> [EXERCISE]:
Locate the word "JSON" in the material, then show every line that holds it.

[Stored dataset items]
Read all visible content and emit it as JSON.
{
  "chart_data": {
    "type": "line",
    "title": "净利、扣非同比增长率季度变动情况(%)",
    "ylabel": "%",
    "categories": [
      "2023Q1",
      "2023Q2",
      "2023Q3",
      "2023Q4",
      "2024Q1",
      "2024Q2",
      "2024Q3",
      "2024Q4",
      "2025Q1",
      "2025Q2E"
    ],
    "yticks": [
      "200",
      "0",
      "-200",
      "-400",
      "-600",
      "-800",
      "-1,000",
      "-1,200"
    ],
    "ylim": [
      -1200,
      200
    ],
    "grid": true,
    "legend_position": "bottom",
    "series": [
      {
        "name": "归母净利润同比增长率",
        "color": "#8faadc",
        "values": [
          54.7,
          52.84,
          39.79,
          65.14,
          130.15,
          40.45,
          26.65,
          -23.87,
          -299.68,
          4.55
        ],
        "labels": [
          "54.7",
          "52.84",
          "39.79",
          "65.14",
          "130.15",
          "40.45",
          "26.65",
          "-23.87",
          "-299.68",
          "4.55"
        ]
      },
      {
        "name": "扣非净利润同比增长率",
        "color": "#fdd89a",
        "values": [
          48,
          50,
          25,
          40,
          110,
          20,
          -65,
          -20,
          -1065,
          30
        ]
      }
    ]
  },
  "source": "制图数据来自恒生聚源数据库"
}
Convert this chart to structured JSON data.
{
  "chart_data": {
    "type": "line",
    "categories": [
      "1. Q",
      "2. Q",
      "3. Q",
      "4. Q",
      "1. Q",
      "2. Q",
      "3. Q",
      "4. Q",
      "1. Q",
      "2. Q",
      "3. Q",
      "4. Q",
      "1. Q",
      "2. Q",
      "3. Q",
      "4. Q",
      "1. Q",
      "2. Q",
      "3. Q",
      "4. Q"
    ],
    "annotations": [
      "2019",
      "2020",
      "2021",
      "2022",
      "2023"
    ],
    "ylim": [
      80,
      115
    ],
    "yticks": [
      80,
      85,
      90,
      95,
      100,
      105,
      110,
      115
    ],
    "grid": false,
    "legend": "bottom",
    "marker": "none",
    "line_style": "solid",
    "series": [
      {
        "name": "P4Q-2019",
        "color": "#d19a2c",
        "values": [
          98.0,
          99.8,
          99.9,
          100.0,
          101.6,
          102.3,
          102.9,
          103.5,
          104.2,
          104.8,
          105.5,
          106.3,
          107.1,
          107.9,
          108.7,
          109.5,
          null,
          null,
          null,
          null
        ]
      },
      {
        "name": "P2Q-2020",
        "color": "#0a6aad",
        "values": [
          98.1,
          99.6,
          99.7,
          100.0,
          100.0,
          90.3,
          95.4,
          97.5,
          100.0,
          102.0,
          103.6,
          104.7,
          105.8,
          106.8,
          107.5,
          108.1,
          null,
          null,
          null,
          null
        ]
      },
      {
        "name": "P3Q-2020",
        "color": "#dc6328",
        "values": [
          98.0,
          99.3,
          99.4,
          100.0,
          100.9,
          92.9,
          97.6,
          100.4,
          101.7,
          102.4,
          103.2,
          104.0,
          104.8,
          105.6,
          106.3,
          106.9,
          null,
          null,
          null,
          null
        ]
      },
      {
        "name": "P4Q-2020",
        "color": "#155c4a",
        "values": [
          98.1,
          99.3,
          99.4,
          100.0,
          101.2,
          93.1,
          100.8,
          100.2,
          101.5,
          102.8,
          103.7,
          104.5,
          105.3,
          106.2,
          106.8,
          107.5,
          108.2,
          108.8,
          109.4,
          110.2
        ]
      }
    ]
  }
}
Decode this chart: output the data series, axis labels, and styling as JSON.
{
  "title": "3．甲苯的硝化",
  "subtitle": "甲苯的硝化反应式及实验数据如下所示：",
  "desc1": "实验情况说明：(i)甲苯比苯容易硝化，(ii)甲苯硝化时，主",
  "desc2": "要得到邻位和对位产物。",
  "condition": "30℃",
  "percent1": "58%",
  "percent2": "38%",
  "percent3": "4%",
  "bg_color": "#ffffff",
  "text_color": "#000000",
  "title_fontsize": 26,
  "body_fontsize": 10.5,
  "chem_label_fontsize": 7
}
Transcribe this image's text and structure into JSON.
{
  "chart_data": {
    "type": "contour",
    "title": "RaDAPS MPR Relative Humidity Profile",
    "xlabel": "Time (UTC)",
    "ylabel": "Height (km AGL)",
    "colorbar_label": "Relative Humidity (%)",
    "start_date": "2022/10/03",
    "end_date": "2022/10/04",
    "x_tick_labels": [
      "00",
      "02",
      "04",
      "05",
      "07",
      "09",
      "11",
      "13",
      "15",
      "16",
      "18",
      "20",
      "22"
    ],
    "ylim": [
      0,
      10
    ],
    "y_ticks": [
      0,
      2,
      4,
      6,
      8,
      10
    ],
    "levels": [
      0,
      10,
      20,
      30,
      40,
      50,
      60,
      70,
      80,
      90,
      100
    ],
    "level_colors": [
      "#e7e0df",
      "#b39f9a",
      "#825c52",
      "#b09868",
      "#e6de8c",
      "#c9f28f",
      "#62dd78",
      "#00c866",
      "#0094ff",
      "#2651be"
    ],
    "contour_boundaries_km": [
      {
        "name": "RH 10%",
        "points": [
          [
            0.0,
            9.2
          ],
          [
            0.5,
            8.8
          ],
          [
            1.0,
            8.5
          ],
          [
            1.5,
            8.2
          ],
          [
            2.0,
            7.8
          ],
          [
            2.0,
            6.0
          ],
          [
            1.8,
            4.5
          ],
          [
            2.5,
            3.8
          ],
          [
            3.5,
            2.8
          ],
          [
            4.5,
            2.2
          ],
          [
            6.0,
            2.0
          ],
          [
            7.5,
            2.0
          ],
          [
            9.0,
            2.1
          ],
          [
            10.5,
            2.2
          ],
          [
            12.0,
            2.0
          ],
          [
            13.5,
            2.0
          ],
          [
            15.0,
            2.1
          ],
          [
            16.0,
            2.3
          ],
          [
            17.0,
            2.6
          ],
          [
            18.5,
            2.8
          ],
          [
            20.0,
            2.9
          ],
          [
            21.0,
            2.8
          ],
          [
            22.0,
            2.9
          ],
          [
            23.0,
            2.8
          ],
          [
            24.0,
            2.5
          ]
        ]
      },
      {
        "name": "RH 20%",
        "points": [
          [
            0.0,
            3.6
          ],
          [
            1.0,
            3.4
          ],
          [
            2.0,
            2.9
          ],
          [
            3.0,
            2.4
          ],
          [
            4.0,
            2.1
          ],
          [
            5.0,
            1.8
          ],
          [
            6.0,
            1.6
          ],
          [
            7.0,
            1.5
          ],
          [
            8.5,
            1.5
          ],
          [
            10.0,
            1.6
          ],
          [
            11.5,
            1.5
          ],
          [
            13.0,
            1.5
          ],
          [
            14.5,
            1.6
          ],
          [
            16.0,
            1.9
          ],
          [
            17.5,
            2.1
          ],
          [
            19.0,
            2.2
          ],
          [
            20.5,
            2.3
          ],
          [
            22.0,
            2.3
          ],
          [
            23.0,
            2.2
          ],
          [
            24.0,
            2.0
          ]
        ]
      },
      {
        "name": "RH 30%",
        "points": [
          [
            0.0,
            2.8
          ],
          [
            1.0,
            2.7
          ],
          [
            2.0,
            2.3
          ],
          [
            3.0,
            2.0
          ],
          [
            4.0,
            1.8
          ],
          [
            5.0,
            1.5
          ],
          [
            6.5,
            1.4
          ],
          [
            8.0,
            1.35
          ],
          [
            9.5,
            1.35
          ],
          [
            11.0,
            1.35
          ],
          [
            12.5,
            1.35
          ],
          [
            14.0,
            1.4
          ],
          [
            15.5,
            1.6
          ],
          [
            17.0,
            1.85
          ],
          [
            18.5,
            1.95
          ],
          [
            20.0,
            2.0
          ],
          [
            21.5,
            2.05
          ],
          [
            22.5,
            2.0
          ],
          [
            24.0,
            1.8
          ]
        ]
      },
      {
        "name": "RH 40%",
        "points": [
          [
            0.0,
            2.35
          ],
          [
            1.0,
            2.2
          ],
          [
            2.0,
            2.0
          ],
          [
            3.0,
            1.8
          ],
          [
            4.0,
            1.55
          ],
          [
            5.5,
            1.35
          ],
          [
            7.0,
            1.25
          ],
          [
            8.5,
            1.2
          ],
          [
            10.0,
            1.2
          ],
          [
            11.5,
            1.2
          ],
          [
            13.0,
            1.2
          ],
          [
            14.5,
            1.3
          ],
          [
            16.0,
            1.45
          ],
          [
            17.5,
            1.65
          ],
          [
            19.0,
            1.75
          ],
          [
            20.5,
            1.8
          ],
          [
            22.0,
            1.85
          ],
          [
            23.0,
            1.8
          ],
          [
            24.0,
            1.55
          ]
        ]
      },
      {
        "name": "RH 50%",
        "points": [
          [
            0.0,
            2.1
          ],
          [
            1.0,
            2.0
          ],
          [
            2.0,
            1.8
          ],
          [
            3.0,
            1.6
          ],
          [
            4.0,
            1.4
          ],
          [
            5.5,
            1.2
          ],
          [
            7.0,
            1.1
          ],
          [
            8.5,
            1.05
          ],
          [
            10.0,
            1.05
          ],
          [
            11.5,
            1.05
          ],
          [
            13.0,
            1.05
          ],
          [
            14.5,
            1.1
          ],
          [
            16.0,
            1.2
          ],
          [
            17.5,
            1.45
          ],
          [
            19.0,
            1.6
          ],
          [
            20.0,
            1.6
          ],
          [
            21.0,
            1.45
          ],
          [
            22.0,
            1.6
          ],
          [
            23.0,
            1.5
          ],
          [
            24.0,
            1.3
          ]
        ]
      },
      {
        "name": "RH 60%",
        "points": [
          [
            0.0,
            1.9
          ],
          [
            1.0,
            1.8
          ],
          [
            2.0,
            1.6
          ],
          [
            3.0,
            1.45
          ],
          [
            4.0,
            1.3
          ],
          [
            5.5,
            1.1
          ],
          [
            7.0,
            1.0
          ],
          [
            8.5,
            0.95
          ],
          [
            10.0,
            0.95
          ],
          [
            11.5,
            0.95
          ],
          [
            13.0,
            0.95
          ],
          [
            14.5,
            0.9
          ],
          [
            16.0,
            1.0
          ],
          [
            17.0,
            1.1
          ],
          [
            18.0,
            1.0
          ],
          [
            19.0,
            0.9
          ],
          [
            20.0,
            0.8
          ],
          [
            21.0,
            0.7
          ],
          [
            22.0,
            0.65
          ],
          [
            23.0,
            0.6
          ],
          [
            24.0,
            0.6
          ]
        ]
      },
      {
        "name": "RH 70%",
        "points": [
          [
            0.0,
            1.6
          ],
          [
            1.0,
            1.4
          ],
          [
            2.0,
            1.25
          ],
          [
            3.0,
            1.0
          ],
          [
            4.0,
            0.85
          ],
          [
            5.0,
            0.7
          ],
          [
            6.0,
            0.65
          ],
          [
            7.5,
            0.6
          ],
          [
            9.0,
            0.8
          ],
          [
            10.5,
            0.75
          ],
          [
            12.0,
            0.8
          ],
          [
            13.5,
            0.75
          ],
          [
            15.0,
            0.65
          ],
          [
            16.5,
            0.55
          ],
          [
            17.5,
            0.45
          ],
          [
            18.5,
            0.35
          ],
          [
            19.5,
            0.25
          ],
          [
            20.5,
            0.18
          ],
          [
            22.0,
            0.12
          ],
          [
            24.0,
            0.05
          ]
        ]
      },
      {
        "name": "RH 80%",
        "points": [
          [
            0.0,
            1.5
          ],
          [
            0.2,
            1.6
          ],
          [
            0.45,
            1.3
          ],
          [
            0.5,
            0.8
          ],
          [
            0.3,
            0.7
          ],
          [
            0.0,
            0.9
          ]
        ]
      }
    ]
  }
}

> [CORRECT ANSWER]:
Read all visible content and emit it as JSON.
Convert this chart to structured JSON data.
Decode this chart: output the data series, axis labels, and styling as JSON.
Transcribe this image's text and structure into JSON.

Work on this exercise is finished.